## Work to complete
Note each line where "Allowed" appears, and copy it.

Provided records start

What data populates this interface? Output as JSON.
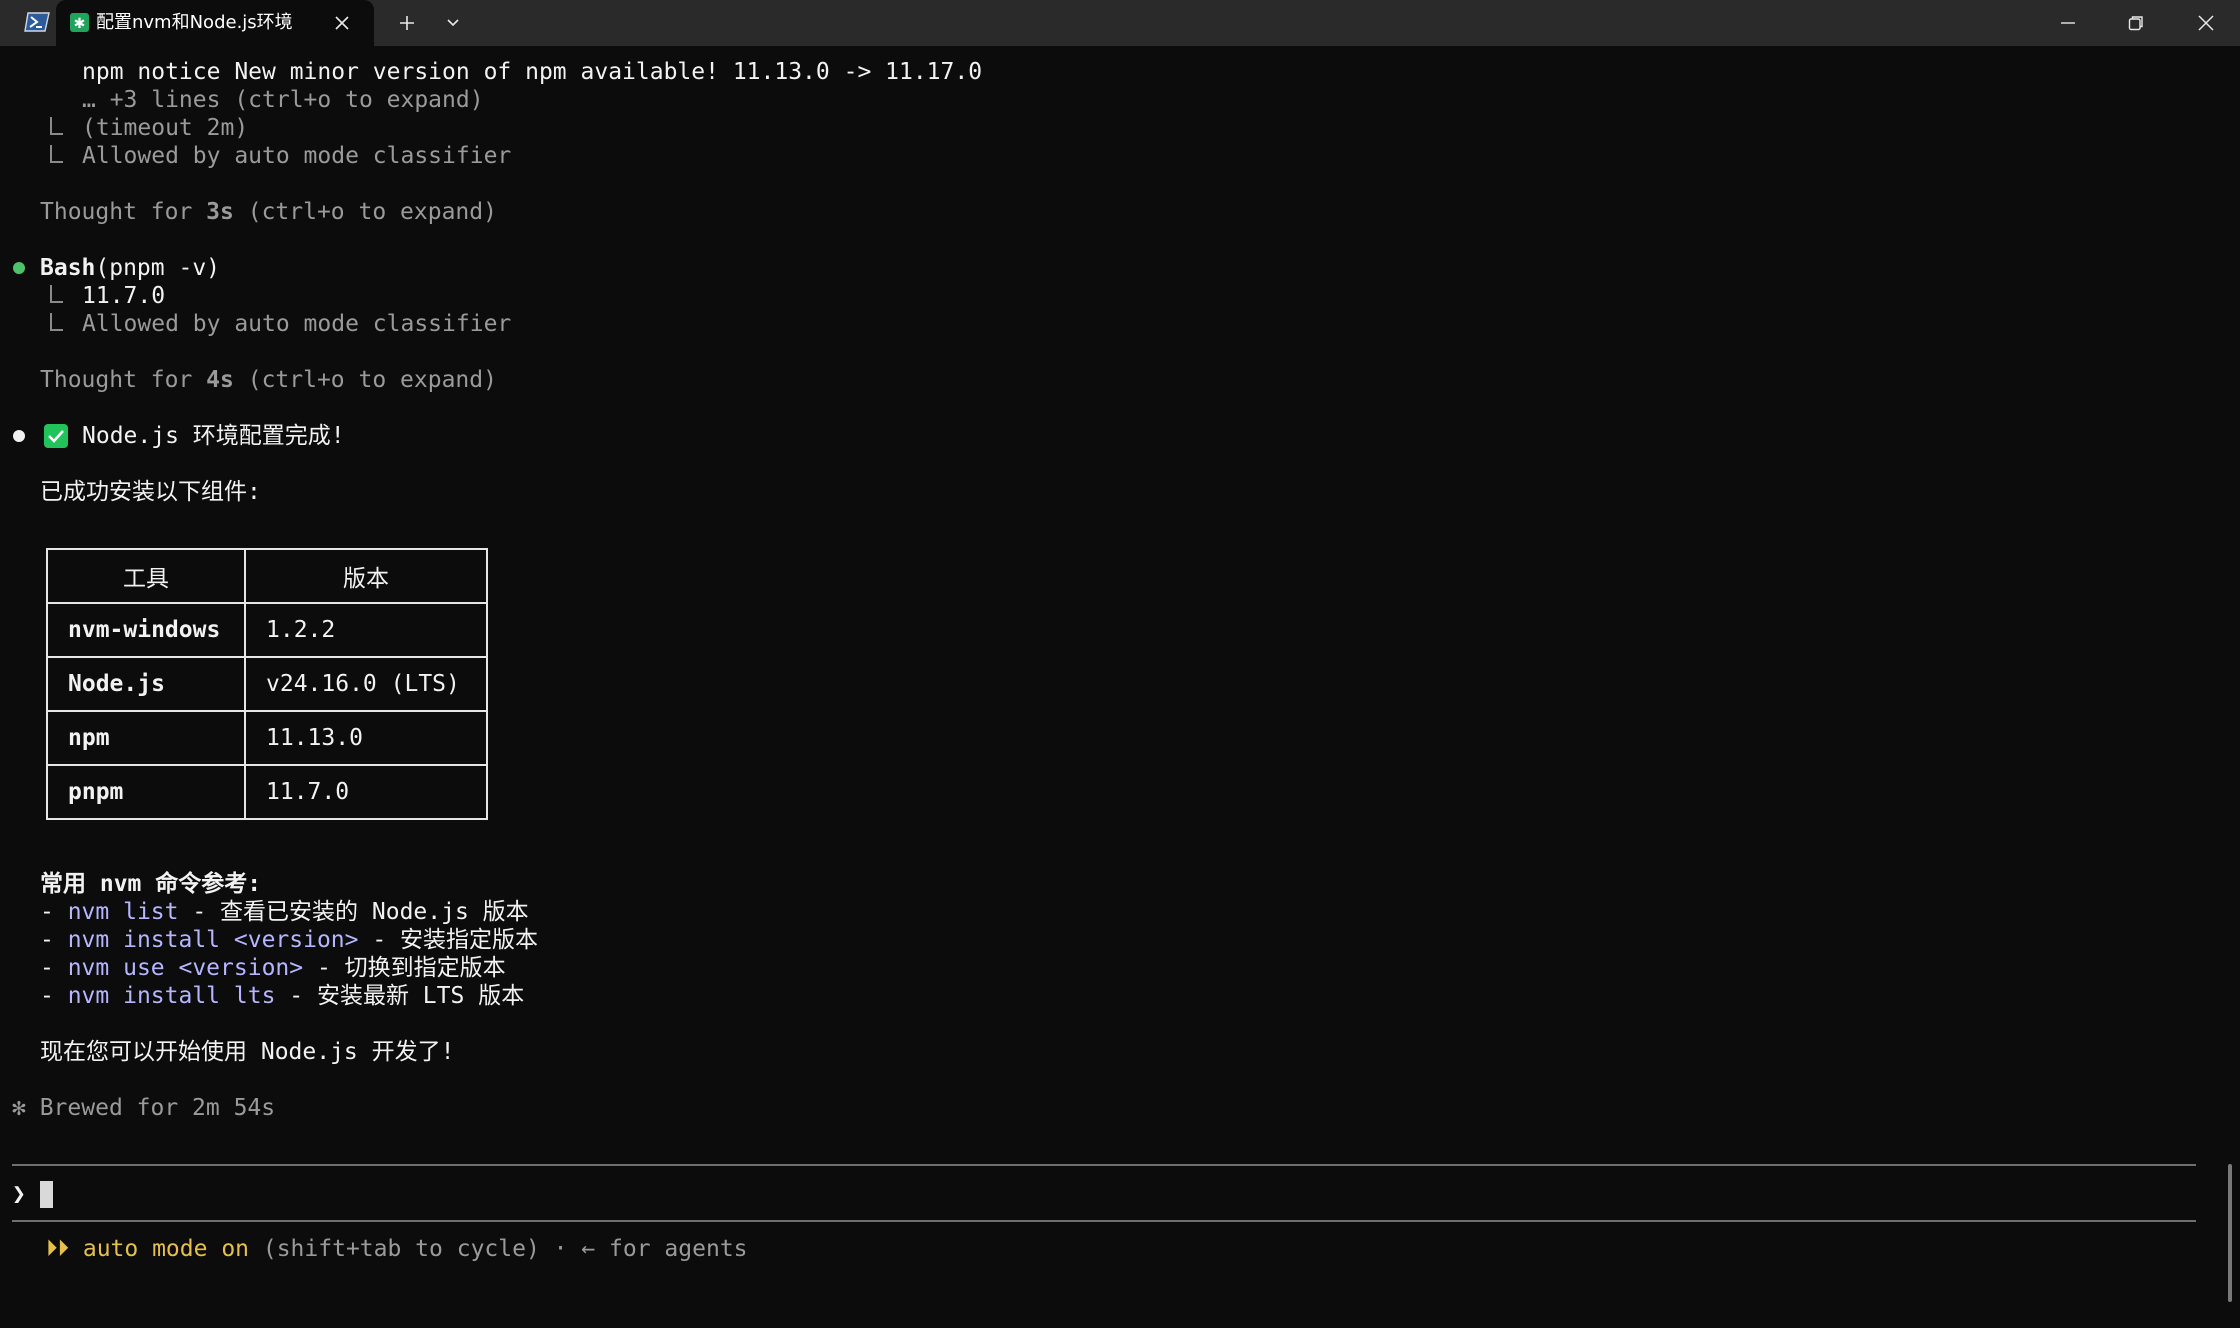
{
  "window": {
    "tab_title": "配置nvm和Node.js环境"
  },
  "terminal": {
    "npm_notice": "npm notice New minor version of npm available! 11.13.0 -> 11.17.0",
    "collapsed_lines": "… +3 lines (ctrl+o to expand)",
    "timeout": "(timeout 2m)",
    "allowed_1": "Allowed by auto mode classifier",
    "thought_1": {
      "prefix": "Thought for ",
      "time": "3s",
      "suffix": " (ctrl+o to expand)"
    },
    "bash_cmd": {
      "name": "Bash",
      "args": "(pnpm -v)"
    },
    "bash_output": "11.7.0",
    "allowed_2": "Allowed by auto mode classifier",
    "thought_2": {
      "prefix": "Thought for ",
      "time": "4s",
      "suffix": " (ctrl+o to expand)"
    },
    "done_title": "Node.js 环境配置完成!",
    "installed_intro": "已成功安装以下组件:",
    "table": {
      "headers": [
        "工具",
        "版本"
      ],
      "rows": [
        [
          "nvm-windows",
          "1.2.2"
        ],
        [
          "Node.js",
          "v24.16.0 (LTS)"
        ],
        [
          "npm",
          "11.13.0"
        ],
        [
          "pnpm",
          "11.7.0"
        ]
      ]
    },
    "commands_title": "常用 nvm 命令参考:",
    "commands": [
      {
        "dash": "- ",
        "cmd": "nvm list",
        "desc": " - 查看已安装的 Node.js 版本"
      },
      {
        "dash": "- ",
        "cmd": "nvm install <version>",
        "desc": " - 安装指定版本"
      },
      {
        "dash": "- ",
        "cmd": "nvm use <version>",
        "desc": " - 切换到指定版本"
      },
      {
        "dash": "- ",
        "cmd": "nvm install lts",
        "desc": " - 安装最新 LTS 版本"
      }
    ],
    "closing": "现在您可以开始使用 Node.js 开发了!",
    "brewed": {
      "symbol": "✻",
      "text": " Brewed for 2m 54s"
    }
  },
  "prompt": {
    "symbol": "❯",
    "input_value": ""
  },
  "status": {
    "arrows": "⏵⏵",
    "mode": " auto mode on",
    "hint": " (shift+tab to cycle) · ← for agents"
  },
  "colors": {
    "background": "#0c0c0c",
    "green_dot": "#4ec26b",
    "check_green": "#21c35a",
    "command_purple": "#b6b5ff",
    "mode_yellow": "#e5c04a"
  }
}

Provided records end
Provided records start

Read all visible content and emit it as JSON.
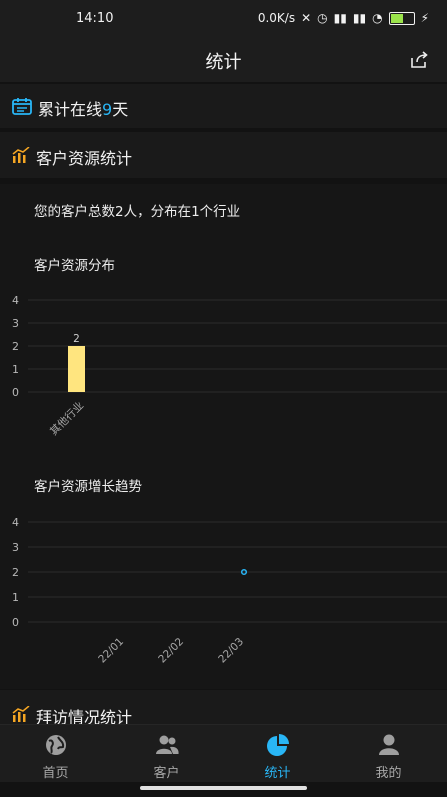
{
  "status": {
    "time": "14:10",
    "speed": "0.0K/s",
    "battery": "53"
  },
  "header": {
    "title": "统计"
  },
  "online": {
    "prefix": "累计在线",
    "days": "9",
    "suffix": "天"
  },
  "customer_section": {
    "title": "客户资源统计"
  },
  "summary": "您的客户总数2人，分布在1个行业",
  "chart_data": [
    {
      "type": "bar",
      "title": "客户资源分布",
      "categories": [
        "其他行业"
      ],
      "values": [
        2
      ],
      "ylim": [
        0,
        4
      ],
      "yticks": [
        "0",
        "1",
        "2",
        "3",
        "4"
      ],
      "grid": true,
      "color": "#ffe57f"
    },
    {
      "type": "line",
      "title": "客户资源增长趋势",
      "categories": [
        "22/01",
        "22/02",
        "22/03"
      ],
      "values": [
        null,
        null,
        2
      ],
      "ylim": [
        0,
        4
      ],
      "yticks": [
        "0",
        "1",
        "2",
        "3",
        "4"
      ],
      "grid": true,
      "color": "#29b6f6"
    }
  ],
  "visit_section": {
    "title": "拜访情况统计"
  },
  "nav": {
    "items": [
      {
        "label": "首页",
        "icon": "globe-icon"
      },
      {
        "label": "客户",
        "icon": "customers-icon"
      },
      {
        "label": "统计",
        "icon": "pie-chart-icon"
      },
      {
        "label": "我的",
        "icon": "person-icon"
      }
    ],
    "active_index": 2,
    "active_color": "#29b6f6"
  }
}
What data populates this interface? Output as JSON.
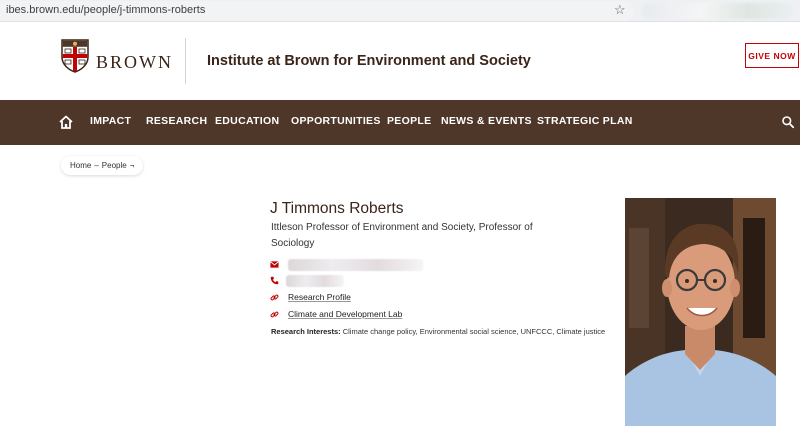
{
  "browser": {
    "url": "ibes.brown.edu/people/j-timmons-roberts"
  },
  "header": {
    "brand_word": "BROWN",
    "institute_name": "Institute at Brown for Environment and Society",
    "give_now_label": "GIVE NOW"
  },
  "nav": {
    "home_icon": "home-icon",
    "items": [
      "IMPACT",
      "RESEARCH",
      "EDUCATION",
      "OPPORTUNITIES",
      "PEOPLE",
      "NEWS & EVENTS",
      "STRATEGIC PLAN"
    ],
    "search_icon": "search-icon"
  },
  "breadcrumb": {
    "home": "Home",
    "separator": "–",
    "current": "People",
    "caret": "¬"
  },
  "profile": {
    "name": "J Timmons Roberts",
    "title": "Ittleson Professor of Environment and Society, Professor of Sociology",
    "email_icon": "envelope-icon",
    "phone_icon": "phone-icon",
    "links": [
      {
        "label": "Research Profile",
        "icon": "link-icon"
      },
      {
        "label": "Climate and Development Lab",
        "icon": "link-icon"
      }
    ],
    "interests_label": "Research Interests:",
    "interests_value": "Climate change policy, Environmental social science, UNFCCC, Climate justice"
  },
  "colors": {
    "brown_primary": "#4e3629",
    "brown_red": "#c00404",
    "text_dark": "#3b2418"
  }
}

Provided records end

## Completed task
    "allowed_1": "Allowed by auto mode classifier",
    "allowed_2": "Allowed by auto mode classifier",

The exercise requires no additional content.